— Begin TEXT PROVIDED —

Just before New Year’s my new Q5 chukar vest arrived, which I’d ordered on November 30th: the Quilomene Upland Bird Vest. I’d been using the Badlands Upland Vest (no longer available) for the past couple of seasons and — as the weather asked us to bring more apparel, which goes on and off depending on the terrain — I started finding it just didn’t have the carrying capacity I wanted, especially as the bird bag began being burdened by bigger bunches of birds. The Badlands vest is still my favorite overall vest, but it’s not perfect and I continued to wonder if a perfect vest existed.
So I looked and looked: I looked at the Tenzing BV16 (currently out of stock everywhere I looked), at the Filson Pro Guide Strap Vest (no longer available), the Orvis Pro Series Hunting Vest (won’t work with a hydration bladder), Oregon Pack Works Rogue Bird Pack (not much information and only one photo, and by far the most expensive), and Wingworks Upland Wingshooting Vests (unavailable; I’ve been trying to get one of these for quite a while now). L.L. Bean makes a cool-looking vest, but I tried it a few years ago and returned it after one hunt because the water bladder sat too low in the pack to get it to flow without standing on my head. I’d used the Q5 Centerfire for a couple of seasons and really liked it, but ultimately found it too bulky for my style of chukar hunting, but decided to take another look at their wide variety of upland vests.

— End TEXT PROVIDED —
— Begin GIVEN INFORMATION —

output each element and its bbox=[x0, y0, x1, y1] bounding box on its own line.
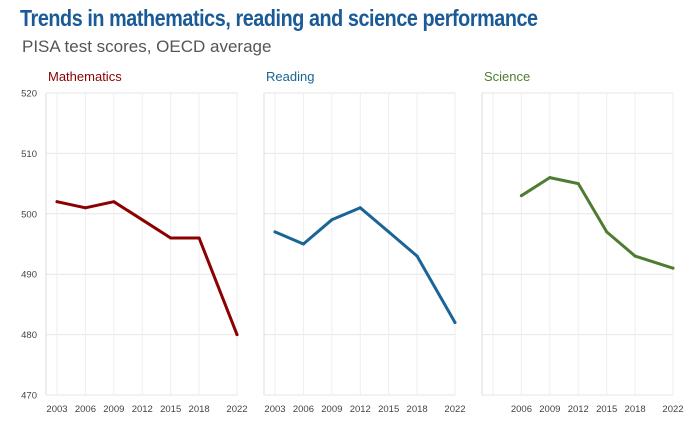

— End GIVEN INFORMATION —

TASK PROMPT:
Print the passage of the hunting vest text from "So I looked" to "of upland vests.", unchanged.

FULL OUTPUT:
So I looked and looked: I looked at the Tenzing BV16 (currently out of stock everywhere I looked), at the Filson Pro Guide Strap Vest (no longer available), the Orvis Pro Series Hunting Vest (won’t work with a hydration bladder), Oregon Pack Works Rogue Bird Pack (not much information and only one photo, and by far the most expensive), and Wingworks Upland Wingshooting Vests (unavailable; I’ve been trying to get one of these for quite a while now). L.L. Bean makes a cool-looking vest, but I tried it a few years ago and returned it after one hunt because the water bladder sat too low in the pack to get it to flow without standing on my head. I’d used the Q5 Centerfire for a couple of seasons and really liked it, but ultimately found it too bulky for my style of chukar hunting, but decided to take another look at their wide variety of upland vests.